[THE DATA]:
========

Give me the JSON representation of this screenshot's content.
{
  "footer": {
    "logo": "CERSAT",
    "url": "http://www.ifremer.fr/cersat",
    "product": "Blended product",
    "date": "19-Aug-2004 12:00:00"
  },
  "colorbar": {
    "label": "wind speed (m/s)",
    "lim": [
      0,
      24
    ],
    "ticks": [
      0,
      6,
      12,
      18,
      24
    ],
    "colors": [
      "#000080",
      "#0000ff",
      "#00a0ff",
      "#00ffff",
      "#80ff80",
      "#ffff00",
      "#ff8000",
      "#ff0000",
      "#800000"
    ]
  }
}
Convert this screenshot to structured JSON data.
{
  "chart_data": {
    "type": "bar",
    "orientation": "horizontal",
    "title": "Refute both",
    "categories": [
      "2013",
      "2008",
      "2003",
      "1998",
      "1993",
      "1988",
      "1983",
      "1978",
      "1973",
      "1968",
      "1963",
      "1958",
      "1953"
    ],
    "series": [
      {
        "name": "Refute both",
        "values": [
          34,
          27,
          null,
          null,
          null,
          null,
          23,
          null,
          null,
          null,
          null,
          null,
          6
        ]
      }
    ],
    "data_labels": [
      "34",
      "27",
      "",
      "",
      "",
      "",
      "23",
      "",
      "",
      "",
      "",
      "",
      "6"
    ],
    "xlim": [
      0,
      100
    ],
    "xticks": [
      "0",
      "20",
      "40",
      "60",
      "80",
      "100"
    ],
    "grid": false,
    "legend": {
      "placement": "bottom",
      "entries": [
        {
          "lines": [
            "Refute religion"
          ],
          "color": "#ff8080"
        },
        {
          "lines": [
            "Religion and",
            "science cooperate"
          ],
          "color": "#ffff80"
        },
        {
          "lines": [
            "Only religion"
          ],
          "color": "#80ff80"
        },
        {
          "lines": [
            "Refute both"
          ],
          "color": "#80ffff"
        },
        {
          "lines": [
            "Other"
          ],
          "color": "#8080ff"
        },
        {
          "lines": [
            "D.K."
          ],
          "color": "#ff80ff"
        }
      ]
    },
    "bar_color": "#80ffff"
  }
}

========

[AIM]: Write the listing out again, exactly as it reads.

[TASK RESULT]:
Give me the JSON representation of this screenshot's content.
{
  "footer": {
    "logo": "CERSAT",
    "url": "http://www.ifremer.fr/cersat",
    "product": "Blended product",
    "date": "19-Aug-2004 12:00:00"
  },
  "colorbar": {
    "label": "wind speed (m/s)",
    "lim": [
      0,
      24
    ],
    "ticks": [
      0,
      6,
      12,
      18,
      24
    ],
    "colors": [
      "#000080",
      "#0000ff",
      "#00a0ff",
      "#00ffff",
      "#80ff80",
      "#ffff00",
      "#ff8000",
      "#ff0000",
      "#800000"
    ]
  }
}
Convert this screenshot to structured JSON data.
{
  "chart_data": {
    "type": "bar",
    "orientation": "horizontal",
    "title": "Refute both",
    "categories": [
      "2013",
      "2008",
      "2003",
      "1998",
      "1993",
      "1988",
      "1983",
      "1978",
      "1973",
      "1968",
      "1963",
      "1958",
      "1953"
    ],
    "series": [
      {
        "name": "Refute both",
        "values": [
          34,
          27,
          null,
          null,
          null,
          null,
          23,
          null,
          null,
          null,
          null,
          null,
          6
        ]
      }
    ],
    "data_labels": [
      "34",
      "27",
      "",
      "",
      "",
      "",
      "23",
      "",
      "",
      "",
      "",
      "",
      "6"
    ],
    "xlim": [
      0,
      100
    ],
    "xticks": [
      "0",
      "20",
      "40",
      "60",
      "80",
      "100"
    ],
    "grid": false,
    "legend": {
      "placement": "bottom",
      "entries": [
        {
          "lines": [
            "Refute religion"
          ],
          "color": "#ff8080"
        },
        {
          "lines": [
            "Religion and",
            "science cooperate"
          ],
          "color": "#ffff80"
        },
        {
          "lines": [
            "Only religion"
          ],
          "color": "#80ff80"
        },
        {
          "lines": [
            "Refute both"
          ],
          "color": "#80ffff"
        },
        {
          "lines": [
            "Other"
          ],
          "color": "#8080ff"
        },
        {
          "lines": [
            "D.K."
          ],
          "color": "#ff80ff"
        }
      ]
    },
    "bar_color": "#80ffff"
  }
}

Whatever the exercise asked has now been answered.